Records taken from a collection →
----------

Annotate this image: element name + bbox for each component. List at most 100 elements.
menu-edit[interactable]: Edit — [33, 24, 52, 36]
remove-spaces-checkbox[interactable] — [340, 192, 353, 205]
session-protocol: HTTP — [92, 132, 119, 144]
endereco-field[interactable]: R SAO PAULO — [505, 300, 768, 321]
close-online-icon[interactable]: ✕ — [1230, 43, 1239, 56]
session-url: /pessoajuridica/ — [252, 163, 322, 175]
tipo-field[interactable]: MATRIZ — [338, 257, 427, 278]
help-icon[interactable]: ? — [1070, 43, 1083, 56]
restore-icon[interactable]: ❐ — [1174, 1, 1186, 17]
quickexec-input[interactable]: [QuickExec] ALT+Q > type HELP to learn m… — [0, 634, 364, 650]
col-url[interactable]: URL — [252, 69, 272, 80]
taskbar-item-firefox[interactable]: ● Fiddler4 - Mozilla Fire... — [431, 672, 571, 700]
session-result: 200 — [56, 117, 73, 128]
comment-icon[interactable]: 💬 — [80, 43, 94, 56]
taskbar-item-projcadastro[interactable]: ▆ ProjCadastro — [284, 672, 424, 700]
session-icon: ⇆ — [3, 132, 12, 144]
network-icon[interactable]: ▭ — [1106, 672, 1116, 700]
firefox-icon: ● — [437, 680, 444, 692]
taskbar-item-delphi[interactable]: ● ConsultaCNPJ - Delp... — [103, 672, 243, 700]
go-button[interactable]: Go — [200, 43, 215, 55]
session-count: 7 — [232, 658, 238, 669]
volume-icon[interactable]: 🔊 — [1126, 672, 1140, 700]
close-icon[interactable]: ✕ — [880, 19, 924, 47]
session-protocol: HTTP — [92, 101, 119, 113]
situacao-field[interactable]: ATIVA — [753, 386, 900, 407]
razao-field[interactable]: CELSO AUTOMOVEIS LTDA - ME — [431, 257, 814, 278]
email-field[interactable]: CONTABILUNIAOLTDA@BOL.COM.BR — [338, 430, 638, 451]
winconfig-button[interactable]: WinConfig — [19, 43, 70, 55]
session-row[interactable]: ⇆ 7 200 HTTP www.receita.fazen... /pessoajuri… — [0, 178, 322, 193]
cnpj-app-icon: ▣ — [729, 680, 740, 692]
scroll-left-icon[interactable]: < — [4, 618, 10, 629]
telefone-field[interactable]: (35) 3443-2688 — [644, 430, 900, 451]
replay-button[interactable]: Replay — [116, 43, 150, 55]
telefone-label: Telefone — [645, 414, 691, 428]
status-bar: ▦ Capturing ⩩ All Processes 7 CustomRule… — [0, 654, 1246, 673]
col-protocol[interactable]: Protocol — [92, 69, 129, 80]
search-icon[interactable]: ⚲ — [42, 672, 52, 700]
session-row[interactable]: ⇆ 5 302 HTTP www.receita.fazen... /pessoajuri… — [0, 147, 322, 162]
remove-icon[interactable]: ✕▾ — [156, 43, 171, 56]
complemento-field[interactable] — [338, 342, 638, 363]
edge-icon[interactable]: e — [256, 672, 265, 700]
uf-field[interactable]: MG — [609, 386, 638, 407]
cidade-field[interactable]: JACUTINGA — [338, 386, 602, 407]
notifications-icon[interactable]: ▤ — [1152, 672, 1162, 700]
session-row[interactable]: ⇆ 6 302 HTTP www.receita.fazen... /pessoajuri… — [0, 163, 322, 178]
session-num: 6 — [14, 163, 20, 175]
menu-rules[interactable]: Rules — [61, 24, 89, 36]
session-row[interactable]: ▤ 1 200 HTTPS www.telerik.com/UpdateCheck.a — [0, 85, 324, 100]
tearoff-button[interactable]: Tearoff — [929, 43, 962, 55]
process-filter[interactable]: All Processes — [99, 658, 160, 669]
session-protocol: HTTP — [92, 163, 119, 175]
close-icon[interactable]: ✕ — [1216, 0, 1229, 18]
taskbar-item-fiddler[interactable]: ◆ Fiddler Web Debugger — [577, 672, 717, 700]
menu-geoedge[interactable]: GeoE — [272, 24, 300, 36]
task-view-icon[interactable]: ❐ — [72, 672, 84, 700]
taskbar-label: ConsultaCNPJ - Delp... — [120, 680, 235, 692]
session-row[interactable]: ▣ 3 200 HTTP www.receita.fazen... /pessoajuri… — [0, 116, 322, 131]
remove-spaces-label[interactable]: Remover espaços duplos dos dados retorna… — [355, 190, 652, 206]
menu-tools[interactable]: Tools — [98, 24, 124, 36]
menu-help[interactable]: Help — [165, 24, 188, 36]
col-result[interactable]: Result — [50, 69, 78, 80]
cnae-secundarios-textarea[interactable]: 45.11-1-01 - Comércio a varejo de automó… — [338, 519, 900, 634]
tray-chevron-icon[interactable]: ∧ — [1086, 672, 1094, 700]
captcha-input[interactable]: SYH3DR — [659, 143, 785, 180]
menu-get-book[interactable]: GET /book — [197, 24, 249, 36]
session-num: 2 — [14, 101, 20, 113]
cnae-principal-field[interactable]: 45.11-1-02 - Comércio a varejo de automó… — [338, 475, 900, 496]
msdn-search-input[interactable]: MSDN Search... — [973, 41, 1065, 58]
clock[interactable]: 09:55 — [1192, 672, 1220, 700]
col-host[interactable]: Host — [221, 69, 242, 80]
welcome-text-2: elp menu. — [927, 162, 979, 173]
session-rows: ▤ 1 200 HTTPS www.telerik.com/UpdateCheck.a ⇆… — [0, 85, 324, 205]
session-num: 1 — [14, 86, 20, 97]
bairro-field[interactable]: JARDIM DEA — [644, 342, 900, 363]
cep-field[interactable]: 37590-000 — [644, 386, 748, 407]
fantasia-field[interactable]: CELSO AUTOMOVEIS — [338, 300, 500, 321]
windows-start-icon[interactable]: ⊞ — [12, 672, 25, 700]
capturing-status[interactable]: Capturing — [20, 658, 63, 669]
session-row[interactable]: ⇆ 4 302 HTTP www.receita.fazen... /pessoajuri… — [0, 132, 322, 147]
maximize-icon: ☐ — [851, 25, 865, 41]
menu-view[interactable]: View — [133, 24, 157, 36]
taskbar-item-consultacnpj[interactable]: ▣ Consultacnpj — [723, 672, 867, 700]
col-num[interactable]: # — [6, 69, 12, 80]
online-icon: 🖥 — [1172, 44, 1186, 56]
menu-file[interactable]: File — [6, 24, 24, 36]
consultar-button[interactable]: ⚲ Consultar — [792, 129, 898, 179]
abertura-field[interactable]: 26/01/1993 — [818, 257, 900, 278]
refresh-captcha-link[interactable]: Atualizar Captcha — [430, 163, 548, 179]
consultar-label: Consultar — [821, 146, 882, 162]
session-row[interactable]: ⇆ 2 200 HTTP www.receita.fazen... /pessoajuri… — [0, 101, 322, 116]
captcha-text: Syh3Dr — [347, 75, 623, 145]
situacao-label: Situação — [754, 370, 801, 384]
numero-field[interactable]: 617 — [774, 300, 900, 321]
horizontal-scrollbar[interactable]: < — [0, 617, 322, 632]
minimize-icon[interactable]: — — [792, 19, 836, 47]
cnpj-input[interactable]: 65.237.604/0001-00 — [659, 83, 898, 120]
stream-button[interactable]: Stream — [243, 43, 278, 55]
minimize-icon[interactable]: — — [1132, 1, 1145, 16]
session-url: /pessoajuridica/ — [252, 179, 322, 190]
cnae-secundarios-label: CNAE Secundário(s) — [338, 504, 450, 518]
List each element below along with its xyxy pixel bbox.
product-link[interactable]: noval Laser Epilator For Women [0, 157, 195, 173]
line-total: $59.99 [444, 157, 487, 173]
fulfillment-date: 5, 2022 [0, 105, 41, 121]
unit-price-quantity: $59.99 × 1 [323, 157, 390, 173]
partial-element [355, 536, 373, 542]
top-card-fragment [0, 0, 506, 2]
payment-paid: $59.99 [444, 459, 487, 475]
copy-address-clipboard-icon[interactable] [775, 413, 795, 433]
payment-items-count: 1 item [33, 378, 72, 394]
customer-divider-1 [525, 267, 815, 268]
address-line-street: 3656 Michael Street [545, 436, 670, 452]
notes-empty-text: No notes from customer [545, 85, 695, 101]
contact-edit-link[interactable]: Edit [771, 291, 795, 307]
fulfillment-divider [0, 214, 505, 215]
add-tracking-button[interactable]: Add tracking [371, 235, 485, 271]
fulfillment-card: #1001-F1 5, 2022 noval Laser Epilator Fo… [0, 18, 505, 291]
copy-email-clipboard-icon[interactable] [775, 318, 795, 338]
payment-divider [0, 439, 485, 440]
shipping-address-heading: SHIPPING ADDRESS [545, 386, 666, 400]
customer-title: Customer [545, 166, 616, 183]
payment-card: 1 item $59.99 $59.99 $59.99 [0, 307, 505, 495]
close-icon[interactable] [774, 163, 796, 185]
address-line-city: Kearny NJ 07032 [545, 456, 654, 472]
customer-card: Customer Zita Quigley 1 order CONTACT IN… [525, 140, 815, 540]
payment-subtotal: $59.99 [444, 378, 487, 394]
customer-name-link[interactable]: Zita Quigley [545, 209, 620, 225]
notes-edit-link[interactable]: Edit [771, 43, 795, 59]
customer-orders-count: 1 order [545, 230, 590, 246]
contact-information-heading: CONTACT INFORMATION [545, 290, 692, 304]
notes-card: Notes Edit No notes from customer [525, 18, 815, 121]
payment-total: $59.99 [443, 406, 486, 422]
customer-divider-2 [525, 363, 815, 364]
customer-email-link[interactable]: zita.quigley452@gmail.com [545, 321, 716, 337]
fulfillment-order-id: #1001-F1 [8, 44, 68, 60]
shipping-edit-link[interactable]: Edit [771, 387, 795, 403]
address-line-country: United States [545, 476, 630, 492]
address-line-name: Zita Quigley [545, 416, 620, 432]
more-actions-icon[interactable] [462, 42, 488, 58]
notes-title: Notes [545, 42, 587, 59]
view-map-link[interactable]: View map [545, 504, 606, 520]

----------

Format the stretch from the start of the records through the line containing "restore-icon[interactable]: ❐ —" as a numbered list, skipping any blank lines and including nothing past that line.

1. Annotate this image: element name + bbox for each component. List at most 100 elements.
2. menu-edit[interactable]: Edit — [33, 24, 52, 36]
3. remove-spaces-checkbox[interactable] — [340, 192, 353, 205]
4. session-protocol: HTTP — [92, 132, 119, 144]
5. endereco-field[interactable]: R SAO PAULO — [505, 300, 768, 321]
6. close-online-icon[interactable]: ✕ — [1230, 43, 1239, 56]
7. session-url: /pessoajuridica/ — [252, 163, 322, 175]
8. tipo-field[interactable]: MATRIZ — [338, 257, 427, 278]
9. help-icon[interactable]: ? — [1070, 43, 1083, 56]
10. restore-icon[interactable]: ❐ — [1174, 1, 1186, 17]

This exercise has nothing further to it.